• [Directive]: Go through the listing and pick out each line with the word "Register" in it.

• [Records for this exercise]:
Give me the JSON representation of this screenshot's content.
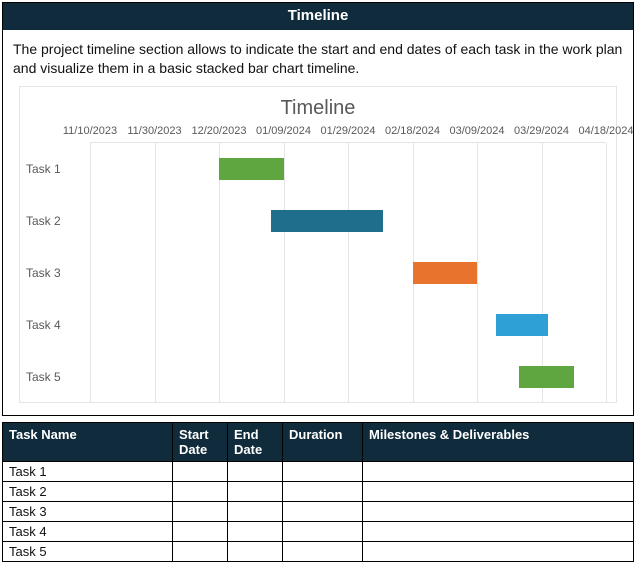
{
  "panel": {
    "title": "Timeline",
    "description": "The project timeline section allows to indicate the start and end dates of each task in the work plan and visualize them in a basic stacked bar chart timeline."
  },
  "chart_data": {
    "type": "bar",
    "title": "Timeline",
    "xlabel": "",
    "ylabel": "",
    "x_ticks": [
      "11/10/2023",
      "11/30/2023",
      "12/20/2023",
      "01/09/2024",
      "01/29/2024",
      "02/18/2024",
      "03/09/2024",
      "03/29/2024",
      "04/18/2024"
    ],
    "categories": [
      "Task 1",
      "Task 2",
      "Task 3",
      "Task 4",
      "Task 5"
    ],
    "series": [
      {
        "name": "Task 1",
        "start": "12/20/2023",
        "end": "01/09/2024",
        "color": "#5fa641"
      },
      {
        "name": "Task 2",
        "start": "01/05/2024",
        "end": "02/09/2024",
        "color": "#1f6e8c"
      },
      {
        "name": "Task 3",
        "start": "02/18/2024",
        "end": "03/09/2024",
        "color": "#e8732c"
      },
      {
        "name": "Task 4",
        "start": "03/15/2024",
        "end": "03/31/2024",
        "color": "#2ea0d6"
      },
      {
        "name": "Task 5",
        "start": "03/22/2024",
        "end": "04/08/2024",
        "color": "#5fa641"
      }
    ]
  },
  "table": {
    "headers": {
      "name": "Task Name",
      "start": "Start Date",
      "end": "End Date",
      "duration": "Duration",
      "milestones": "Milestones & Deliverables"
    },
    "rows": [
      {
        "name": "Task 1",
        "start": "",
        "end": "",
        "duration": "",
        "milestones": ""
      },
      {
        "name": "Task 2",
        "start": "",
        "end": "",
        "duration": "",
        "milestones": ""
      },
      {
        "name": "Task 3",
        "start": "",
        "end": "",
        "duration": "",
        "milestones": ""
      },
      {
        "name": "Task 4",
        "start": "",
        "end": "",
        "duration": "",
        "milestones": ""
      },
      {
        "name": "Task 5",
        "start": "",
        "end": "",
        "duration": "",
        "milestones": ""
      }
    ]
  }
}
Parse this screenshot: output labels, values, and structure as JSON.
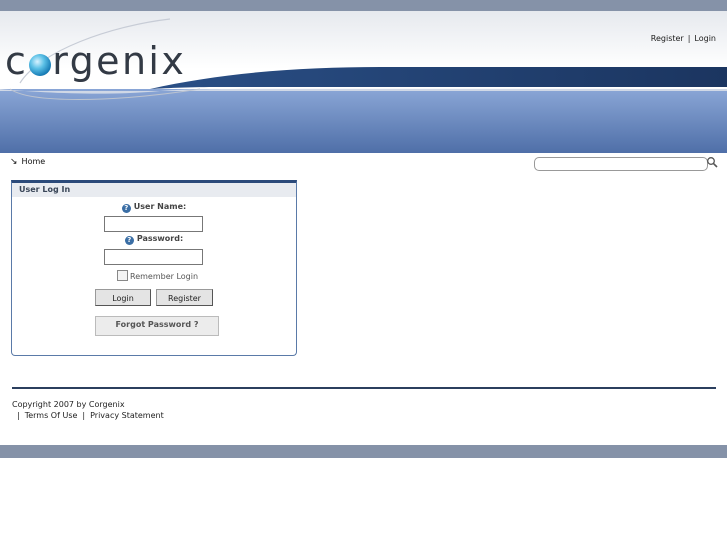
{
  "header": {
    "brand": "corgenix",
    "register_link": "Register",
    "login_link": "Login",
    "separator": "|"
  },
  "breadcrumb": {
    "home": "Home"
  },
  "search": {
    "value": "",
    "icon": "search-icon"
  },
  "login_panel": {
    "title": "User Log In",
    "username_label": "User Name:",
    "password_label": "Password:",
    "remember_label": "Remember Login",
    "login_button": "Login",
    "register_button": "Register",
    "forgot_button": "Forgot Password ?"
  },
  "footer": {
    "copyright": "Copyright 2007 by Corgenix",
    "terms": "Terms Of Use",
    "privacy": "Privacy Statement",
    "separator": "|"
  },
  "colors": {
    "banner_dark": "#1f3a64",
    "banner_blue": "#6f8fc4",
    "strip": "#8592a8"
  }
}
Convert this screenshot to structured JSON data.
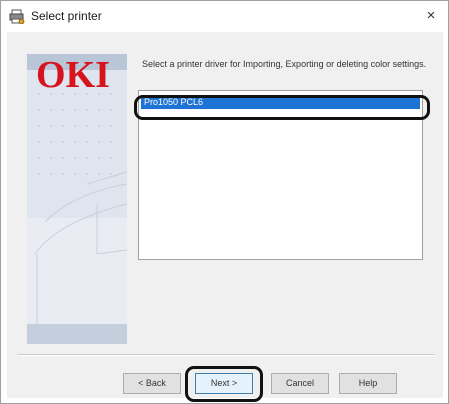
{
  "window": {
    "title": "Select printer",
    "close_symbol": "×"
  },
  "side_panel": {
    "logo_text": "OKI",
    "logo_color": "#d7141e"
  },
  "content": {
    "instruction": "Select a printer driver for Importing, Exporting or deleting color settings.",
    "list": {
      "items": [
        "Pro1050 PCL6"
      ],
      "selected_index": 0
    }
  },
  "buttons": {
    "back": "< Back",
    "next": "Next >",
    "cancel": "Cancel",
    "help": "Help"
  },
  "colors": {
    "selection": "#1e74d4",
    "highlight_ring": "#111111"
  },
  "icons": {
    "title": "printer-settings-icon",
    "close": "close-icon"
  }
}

• [Solution]:
    "register_link": "Register",
    "register_button": "Register",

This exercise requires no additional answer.